WHAT YOU SHOULD DO
Find and copy each line of the records where the string "true" shows up.

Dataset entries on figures
· · · · · · ·
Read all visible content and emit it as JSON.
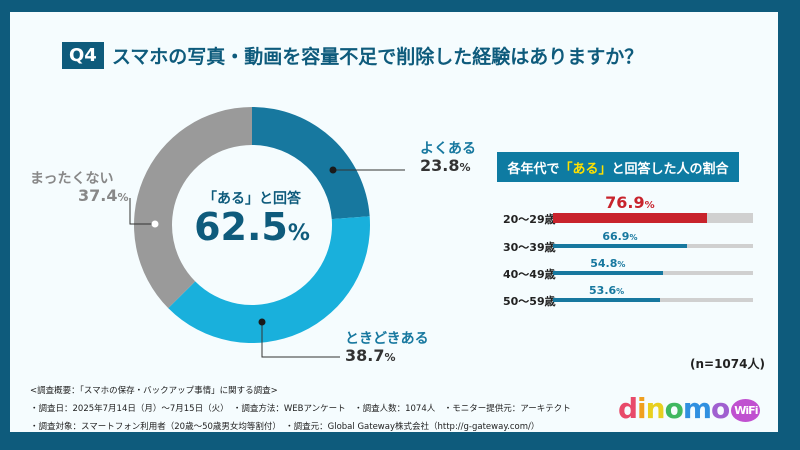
{
  "title": {
    "q": "Q4",
    "text": "スマホの写真・動画を容量不足で削除した経験はありますか？"
  },
  "donut": {
    "center_label": "「ある」と回答",
    "center_value": "62.5",
    "center_unit": "%"
  },
  "chart_data": [
    {
      "type": "pie",
      "donut": true,
      "categories": [
        "よくある",
        "ときどきある",
        "まったくない"
      ],
      "values": [
        23.8,
        38.7,
        37.4
      ],
      "colors": [
        "#17789f",
        "#19b0dc",
        "#9a9a9a"
      ],
      "labels": [
        "23.8",
        "38.7",
        "37.4"
      ],
      "unit": "%"
    },
    {
      "type": "bar",
      "orientation": "horizontal",
      "title": "各年代で「ある」と回答した人の割合",
      "title_parts": [
        "各年代で",
        "「ある」",
        "と回答した人の割合"
      ],
      "categories": [
        "20〜29歳",
        "30〜39歳",
        "40〜49歳",
        "50〜59歳"
      ],
      "values": [
        76.9,
        66.9,
        54.8,
        53.6
      ],
      "labels": [
        "76.9",
        "66.9",
        "54.8",
        "53.6"
      ],
      "unit": "%",
      "xlim": [
        0,
        100
      ],
      "colors": [
        "#c8232c",
        "#17789f",
        "#17789f",
        "#17789f"
      ],
      "track_color": "#d0d0d0"
    }
  ],
  "n_label": "(n=1074人)",
  "footer": [
    "<調査概要：「スマホの保存・バックアップ事情」に関する調査>",
    "・調査日：2025年7月14日（月）〜7月15日（火）　・調査方法：WEBアンケート　・調査人数：1074人　・モニター提供元：アーキテクト",
    "・調査対象：スマートフォン利用者（20歳〜50歳男女均等割付）　・調査元：Global Gateway株式会社（http://g-gateway.com/）"
  ],
  "logo": {
    "text": "dinomo",
    "badge": "WiFi"
  }
}
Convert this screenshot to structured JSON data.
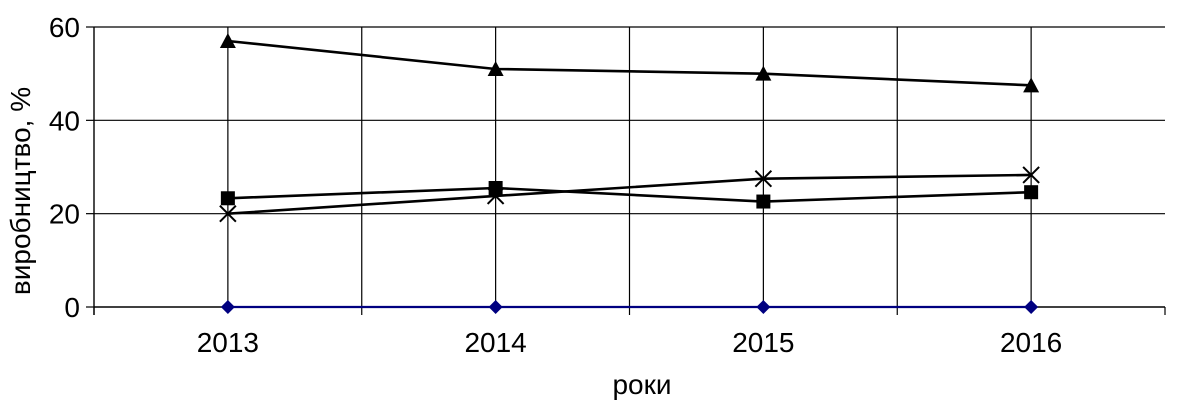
{
  "chart_data": {
    "type": "line",
    "title": "",
    "xlabel": "роки",
    "ylabel": "виробництво, %",
    "categories": [
      "2013",
      "2014",
      "2015",
      "2016"
    ],
    "ylim": [
      0,
      60
    ],
    "yticks": [
      0,
      20,
      40,
      60
    ],
    "grid": true,
    "legend": "none",
    "series": [
      {
        "marker": "diamond",
        "color": "#000080",
        "values": [
          0,
          0,
          0,
          0
        ]
      },
      {
        "marker": "square",
        "color": "#000000",
        "values": [
          23.3,
          25.5,
          22.6,
          24.6
        ]
      },
      {
        "marker": "triangle",
        "color": "#000000",
        "values": [
          57,
          51,
          50,
          47.5
        ]
      },
      {
        "marker": "x",
        "color": "#000000",
        "values": [
          20,
          23.8,
          27.5,
          28.3
        ]
      }
    ]
  }
}
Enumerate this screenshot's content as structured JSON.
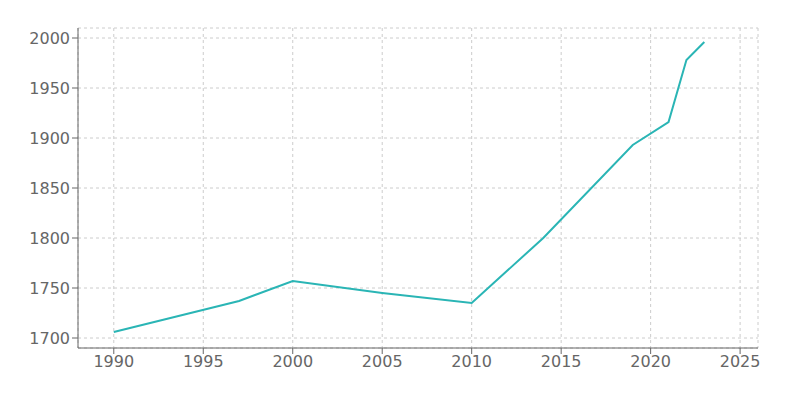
{
  "chart_data": {
    "type": "line",
    "x": [
      1990,
      1997,
      2000,
      2005,
      2010,
      2014,
      2019,
      2021,
      2022,
      2023
    ],
    "values": [
      1706,
      1737,
      1757,
      1745,
      1735,
      1800,
      1893,
      1916,
      1978,
      1996
    ],
    "color": "#2ab5b5",
    "xlim": [
      1988,
      2026
    ],
    "ylim": [
      1690,
      2010
    ],
    "xticks": [
      1990,
      1995,
      2000,
      2005,
      2010,
      2015,
      2020,
      2025
    ],
    "yticks": [
      1700,
      1750,
      1800,
      1850,
      1900,
      1950,
      2000
    ],
    "grid": true
  }
}
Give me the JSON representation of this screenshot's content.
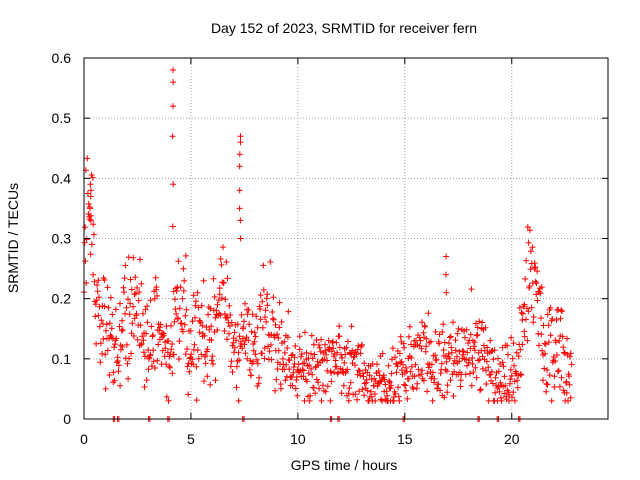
{
  "chart_data": {
    "type": "scatter",
    "title": "Day 152 of 2023, SRMTID for receiver fern",
    "xlabel": "GPS time / hours",
    "ylabel": "SRMTID / TECUs",
    "xlim": [
      0,
      24.5
    ],
    "ylim": [
      0,
      0.6
    ],
    "x_ticks": [
      0,
      5,
      10,
      15,
      20
    ],
    "x_tick_labels": [
      "0",
      "5",
      "10",
      "15",
      "20"
    ],
    "y_ticks": [
      0,
      0.1,
      0.2,
      0.3,
      0.4,
      0.5,
      0.6
    ],
    "y_tick_labels": [
      "0",
      "0.1",
      "0.2",
      "0.3",
      "0.4",
      "0.5",
      "0.6"
    ],
    "grid": true,
    "marker": "+",
    "series_color": "#ff0000",
    "trend": [
      [
        0.0,
        0.24
      ],
      [
        0.15,
        0.33
      ],
      [
        0.3,
        0.38
      ],
      [
        0.5,
        0.25
      ],
      [
        0.8,
        0.16
      ],
      [
        1.2,
        0.15
      ],
      [
        1.6,
        0.11
      ],
      [
        2.0,
        0.17
      ],
      [
        2.3,
        0.21
      ],
      [
        2.7,
        0.15
      ],
      [
        3.0,
        0.1
      ],
      [
        3.3,
        0.16
      ],
      [
        3.7,
        0.13
      ],
      [
        4.0,
        0.1
      ],
      [
        4.3,
        0.18
      ],
      [
        4.7,
        0.18
      ],
      [
        5.0,
        0.13
      ],
      [
        5.5,
        0.14
      ],
      [
        6.0,
        0.16
      ],
      [
        6.5,
        0.2
      ],
      [
        7.0,
        0.12
      ],
      [
        7.5,
        0.14
      ],
      [
        8.0,
        0.13
      ],
      [
        8.5,
        0.16
      ],
      [
        9.0,
        0.12
      ],
      [
        9.5,
        0.09
      ],
      [
        10.0,
        0.09
      ],
      [
        10.5,
        0.08
      ],
      [
        11.0,
        0.08
      ],
      [
        11.5,
        0.09
      ],
      [
        12.0,
        0.1
      ],
      [
        12.5,
        0.08
      ],
      [
        13.0,
        0.07
      ],
      [
        13.5,
        0.06
      ],
      [
        14.0,
        0.06
      ],
      [
        14.5,
        0.07
      ],
      [
        15.0,
        0.09
      ],
      [
        15.5,
        0.1
      ],
      [
        16.0,
        0.11
      ],
      [
        16.5,
        0.09
      ],
      [
        17.0,
        0.1
      ],
      [
        17.5,
        0.09
      ],
      [
        18.0,
        0.13
      ],
      [
        18.5,
        0.1
      ],
      [
        19.0,
        0.09
      ],
      [
        19.5,
        0.06
      ],
      [
        20.0,
        0.08
      ],
      [
        20.3,
        0.09
      ],
      [
        20.6,
        0.2
      ],
      [
        20.9,
        0.25
      ],
      [
        21.1,
        0.23
      ],
      [
        21.4,
        0.13
      ],
      [
        21.8,
        0.11
      ],
      [
        22.2,
        0.14
      ],
      [
        22.5,
        0.1
      ],
      [
        22.8,
        0.08
      ]
    ],
    "spikes": [
      {
        "x": 4.15,
        "values": [
          0.58,
          0.56,
          0.52,
          0.47,
          0.39,
          0.32
        ]
      },
      {
        "x": 7.3,
        "values": [
          0.47,
          0.46,
          0.44,
          0.42,
          0.38,
          0.35,
          0.33,
          0.3
        ]
      },
      {
        "x": 0.3,
        "values": [
          0.39,
          0.38,
          0.37,
          0.35,
          0.33
        ]
      },
      {
        "x": 16.95,
        "values": [
          0.27,
          0.24,
          0.21
        ]
      }
    ],
    "zero_points_x": [
      1.4,
      1.6,
      3.05,
      3.95,
      7.45,
      11.55,
      11.9,
      14.95,
      18.45,
      19.35,
      20.35
    ]
  }
}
· · · · · · ·
SOLUTION TO THIS EXERCISE
      "donut": true,
    "grid": true,
    "grid": true
    "grid": true,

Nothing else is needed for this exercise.